▶ _Your task_: Search the records that follow and extract every line containing the string "option".

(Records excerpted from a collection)
┌──

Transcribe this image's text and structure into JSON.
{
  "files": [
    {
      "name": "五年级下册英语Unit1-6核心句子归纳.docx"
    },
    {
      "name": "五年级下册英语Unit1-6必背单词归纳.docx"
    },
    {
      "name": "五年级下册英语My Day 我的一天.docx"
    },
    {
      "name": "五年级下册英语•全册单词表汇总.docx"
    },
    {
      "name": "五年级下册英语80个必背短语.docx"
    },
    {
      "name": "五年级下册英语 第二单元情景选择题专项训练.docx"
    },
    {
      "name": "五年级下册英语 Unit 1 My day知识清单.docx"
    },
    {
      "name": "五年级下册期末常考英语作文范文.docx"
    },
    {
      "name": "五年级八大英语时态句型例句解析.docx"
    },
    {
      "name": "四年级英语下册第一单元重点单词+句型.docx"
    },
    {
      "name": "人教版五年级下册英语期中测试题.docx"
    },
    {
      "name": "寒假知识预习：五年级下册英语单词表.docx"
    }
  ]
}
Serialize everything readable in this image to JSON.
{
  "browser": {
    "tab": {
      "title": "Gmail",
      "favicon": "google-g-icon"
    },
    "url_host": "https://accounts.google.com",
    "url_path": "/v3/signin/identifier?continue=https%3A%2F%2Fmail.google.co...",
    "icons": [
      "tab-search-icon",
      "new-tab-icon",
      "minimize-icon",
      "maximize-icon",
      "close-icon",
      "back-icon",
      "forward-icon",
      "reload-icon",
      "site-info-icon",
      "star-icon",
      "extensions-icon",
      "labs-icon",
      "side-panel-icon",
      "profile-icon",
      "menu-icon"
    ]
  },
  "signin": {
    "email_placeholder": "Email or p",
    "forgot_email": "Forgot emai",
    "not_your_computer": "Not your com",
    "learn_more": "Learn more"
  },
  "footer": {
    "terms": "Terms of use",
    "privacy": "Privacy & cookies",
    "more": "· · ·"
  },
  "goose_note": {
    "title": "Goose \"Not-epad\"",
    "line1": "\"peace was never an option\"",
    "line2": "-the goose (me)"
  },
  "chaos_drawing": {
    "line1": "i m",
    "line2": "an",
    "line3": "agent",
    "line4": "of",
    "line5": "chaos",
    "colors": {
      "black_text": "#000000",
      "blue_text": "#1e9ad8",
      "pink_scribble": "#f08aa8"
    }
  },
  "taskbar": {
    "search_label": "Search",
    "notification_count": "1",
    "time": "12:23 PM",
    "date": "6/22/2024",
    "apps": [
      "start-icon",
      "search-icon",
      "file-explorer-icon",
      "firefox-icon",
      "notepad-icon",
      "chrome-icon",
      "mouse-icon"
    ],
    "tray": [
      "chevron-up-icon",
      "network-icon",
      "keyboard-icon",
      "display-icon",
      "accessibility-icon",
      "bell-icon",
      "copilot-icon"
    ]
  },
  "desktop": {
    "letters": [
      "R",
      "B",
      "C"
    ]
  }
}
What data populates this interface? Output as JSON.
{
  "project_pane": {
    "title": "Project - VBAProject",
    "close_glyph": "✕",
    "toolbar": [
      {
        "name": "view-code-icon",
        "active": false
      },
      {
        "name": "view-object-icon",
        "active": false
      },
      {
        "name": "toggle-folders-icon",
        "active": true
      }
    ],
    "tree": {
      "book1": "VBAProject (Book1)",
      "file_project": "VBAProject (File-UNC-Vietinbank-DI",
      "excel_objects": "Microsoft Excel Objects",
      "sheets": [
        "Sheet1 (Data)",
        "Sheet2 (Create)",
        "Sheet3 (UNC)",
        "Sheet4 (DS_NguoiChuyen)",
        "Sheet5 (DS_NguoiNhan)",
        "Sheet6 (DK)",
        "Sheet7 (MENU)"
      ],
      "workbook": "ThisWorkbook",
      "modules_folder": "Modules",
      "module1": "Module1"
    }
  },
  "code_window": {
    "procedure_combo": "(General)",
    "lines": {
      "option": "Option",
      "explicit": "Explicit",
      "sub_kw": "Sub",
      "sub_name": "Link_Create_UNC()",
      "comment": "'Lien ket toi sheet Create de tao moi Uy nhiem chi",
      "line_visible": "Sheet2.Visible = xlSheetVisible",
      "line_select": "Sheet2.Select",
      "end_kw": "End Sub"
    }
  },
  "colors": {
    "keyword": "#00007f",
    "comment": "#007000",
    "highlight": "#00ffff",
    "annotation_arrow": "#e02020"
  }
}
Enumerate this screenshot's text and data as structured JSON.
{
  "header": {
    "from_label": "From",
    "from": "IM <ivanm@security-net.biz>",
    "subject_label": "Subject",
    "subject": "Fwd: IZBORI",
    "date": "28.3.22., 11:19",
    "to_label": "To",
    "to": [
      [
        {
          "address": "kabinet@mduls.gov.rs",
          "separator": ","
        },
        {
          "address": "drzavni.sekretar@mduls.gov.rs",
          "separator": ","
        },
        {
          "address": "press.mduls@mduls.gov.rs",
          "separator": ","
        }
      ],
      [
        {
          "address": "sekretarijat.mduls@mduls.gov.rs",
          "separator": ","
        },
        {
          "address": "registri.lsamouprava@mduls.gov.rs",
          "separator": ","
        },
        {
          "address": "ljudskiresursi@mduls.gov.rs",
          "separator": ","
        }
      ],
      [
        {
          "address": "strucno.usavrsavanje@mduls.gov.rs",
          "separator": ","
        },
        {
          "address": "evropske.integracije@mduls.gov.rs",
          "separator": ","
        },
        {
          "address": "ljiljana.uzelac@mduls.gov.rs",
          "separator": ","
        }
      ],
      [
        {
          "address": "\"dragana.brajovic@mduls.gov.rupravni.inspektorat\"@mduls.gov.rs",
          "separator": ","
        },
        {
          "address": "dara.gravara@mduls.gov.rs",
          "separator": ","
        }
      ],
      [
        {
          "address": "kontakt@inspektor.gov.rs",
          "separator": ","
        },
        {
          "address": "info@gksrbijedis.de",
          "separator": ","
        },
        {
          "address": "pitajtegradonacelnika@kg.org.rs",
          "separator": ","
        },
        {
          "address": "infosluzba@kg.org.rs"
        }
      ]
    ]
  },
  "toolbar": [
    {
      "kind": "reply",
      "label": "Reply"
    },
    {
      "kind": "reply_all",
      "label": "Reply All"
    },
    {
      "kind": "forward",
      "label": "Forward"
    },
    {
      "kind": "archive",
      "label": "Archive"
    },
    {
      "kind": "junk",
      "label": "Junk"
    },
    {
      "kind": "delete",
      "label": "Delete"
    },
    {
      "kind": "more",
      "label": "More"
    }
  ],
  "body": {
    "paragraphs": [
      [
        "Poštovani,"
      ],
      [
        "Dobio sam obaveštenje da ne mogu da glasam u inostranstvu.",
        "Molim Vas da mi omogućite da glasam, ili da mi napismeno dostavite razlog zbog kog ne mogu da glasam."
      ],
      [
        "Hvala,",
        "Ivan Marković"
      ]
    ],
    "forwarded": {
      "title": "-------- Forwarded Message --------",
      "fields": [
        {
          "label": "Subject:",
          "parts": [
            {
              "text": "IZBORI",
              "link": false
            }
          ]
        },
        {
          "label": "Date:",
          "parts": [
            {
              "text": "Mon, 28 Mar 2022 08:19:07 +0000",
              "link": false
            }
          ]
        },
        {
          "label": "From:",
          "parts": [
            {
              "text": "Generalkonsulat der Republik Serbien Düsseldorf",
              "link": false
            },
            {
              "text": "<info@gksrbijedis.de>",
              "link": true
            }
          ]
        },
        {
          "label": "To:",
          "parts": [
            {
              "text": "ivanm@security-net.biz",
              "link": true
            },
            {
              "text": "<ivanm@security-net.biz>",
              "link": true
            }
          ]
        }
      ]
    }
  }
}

└──

▶ _Reply_:
    "line1": "\"peace was never an option\"",
      "option": "Option",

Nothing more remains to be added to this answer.